Dataset records:
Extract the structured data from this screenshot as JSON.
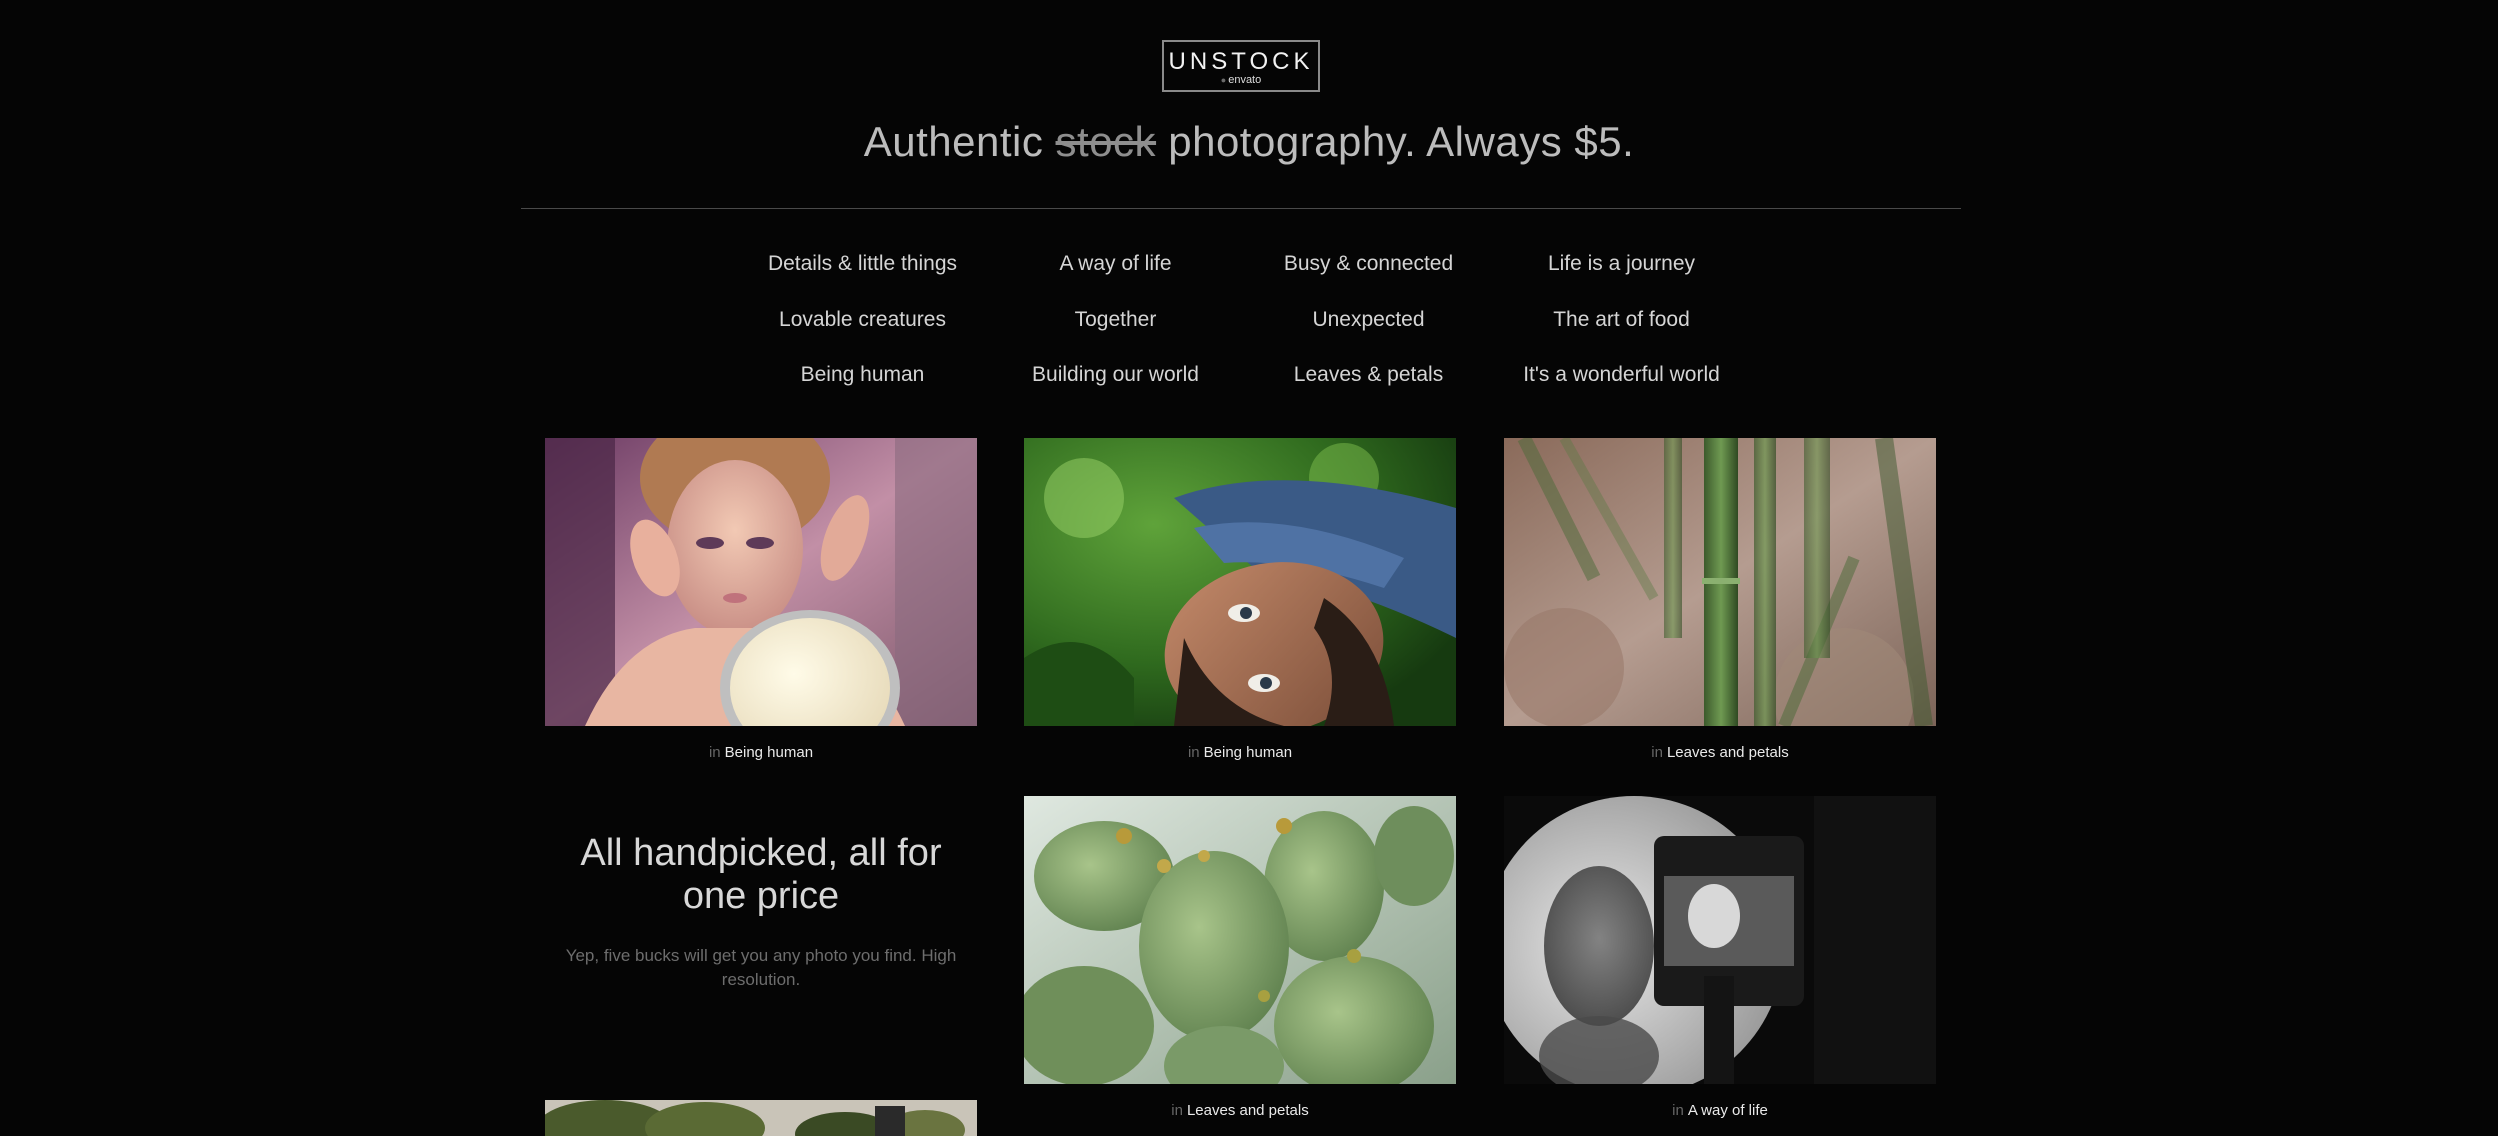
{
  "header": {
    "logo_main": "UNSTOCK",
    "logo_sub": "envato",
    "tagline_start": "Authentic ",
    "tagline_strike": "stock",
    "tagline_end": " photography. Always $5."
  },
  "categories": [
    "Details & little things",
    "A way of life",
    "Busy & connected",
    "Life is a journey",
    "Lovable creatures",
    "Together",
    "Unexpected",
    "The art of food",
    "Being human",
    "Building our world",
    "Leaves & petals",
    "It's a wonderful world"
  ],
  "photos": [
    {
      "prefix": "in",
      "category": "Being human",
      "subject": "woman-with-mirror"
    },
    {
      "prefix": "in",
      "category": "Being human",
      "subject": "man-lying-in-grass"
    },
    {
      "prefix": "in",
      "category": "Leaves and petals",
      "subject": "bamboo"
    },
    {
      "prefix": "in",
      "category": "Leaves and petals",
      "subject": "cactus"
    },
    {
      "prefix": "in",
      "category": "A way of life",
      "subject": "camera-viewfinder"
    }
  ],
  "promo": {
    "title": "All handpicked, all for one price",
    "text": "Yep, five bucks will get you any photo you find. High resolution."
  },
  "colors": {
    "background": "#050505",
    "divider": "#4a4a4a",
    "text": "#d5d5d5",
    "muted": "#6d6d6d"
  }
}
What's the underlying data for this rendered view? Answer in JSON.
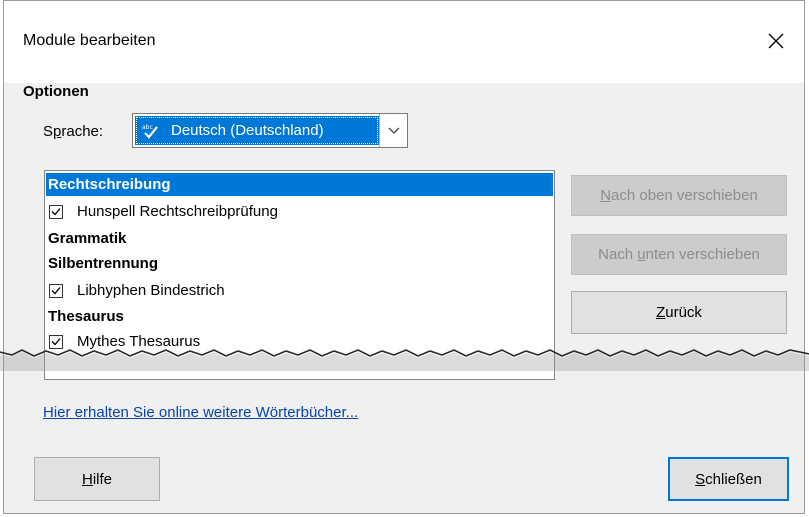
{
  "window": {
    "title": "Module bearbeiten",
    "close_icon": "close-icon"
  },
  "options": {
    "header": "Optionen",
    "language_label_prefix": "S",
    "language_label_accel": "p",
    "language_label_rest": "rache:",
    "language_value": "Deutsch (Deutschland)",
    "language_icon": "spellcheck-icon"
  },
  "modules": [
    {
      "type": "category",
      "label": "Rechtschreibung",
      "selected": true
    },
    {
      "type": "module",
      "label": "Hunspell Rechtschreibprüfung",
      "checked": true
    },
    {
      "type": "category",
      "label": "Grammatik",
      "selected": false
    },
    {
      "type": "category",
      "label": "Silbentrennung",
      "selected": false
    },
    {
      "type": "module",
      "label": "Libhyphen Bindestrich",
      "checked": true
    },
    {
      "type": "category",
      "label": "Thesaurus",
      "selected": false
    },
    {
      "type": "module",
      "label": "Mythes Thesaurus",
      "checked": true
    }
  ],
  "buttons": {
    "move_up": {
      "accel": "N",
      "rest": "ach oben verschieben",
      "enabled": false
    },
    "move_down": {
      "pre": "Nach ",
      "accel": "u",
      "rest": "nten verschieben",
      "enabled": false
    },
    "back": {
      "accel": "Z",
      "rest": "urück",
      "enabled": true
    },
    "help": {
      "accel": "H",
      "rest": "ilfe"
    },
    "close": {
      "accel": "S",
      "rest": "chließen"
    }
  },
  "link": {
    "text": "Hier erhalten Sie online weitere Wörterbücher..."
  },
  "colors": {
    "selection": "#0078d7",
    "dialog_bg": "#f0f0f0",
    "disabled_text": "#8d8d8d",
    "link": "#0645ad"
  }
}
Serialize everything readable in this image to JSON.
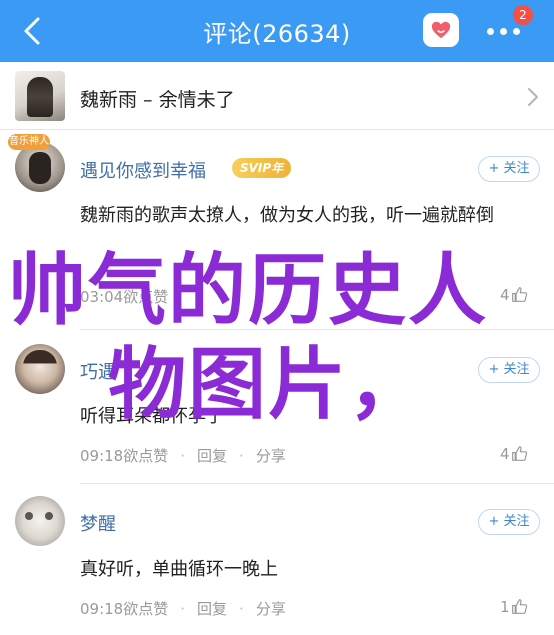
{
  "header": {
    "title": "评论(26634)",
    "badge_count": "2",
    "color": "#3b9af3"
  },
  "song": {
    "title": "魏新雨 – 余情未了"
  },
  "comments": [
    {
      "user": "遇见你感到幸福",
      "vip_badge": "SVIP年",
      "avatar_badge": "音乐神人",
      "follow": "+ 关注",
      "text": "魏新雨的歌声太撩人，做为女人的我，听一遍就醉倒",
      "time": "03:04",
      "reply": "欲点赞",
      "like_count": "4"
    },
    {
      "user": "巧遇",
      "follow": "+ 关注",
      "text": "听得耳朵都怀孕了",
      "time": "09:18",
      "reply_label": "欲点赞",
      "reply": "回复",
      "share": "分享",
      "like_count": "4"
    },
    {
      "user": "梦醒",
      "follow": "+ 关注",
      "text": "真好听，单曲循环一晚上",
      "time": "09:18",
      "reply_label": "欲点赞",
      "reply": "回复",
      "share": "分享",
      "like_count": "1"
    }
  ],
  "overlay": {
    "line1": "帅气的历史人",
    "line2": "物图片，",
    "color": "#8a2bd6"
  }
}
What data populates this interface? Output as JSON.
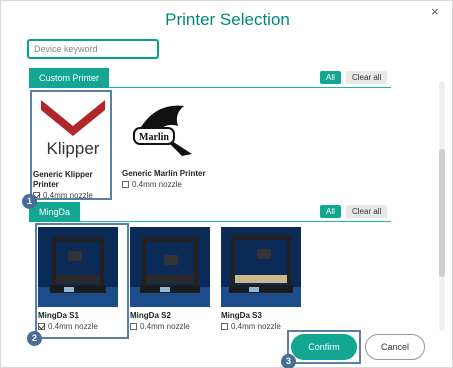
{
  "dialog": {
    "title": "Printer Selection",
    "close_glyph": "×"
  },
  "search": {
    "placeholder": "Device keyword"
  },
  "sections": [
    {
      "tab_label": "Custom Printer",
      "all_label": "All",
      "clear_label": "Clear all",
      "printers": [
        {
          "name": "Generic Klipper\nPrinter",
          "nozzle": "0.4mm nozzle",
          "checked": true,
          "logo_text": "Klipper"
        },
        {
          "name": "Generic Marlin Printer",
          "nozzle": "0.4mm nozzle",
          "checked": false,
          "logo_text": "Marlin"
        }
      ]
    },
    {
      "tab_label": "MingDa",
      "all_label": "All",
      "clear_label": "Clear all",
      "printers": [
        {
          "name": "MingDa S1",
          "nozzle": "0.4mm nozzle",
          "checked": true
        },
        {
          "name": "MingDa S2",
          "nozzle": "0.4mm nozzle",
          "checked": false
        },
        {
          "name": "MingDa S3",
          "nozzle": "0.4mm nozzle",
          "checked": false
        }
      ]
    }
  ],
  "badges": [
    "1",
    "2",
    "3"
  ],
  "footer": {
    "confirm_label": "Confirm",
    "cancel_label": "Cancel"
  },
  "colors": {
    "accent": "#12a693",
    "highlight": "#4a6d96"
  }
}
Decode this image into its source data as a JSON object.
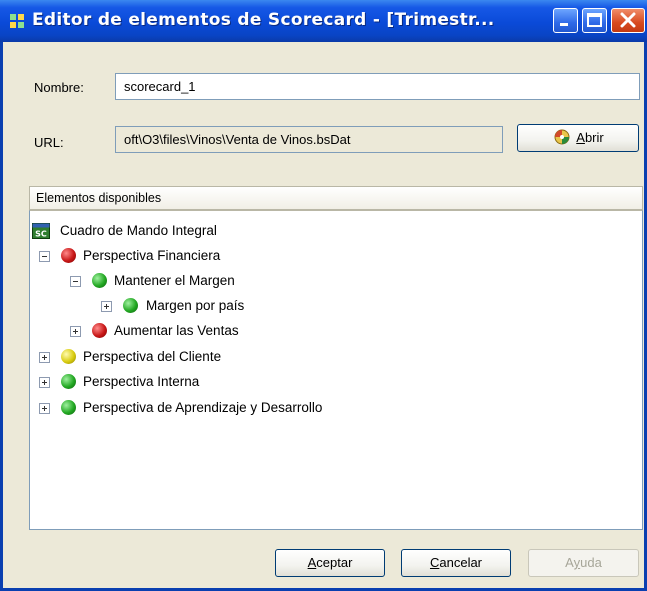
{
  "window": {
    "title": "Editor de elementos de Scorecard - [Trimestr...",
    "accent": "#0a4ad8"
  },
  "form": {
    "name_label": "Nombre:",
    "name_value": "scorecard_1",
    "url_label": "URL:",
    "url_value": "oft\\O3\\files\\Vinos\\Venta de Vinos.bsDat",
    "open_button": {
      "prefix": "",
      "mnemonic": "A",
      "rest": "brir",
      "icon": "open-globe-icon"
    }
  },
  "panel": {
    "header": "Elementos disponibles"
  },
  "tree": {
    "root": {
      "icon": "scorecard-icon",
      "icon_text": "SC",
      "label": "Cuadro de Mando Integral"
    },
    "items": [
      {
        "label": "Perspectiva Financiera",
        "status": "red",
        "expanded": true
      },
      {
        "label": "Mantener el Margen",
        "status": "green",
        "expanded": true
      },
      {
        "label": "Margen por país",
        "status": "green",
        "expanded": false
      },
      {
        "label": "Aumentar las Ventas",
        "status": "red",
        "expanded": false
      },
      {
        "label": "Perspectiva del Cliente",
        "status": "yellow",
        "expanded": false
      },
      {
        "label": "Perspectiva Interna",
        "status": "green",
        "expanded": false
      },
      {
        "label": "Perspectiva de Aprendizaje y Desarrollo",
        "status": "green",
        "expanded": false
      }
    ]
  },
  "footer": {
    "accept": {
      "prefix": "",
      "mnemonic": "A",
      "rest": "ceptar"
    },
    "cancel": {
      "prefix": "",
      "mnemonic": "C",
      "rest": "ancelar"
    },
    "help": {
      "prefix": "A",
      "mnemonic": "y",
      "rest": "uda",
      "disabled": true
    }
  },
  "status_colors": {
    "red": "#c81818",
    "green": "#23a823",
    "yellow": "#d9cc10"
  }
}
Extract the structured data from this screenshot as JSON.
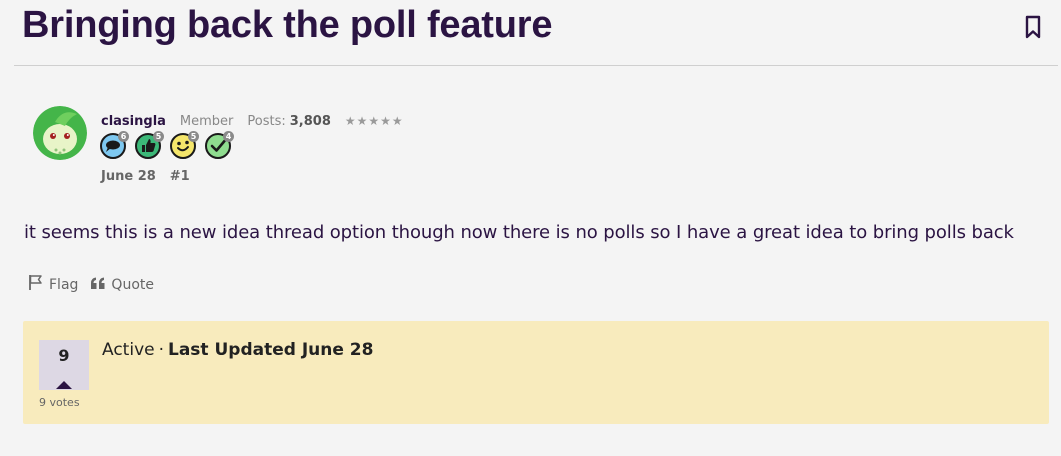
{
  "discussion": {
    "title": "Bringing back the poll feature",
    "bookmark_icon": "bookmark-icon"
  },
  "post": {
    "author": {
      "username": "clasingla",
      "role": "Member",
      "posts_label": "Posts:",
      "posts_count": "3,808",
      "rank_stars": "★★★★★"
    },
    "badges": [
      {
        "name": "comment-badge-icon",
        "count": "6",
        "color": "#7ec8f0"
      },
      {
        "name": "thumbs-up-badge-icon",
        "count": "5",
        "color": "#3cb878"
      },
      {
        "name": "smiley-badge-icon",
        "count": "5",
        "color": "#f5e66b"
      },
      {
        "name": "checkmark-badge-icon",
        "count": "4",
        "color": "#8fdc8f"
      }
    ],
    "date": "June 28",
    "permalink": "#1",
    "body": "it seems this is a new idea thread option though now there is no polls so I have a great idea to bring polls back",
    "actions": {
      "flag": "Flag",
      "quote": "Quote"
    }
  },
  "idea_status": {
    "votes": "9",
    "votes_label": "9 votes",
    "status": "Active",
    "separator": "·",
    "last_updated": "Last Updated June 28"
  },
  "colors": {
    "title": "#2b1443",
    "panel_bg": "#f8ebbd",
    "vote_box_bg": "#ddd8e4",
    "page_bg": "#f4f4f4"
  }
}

REQUIREMENT: Find how many lines of the listing include the string "true" and give that number, nothing else.

RESPONSE: 10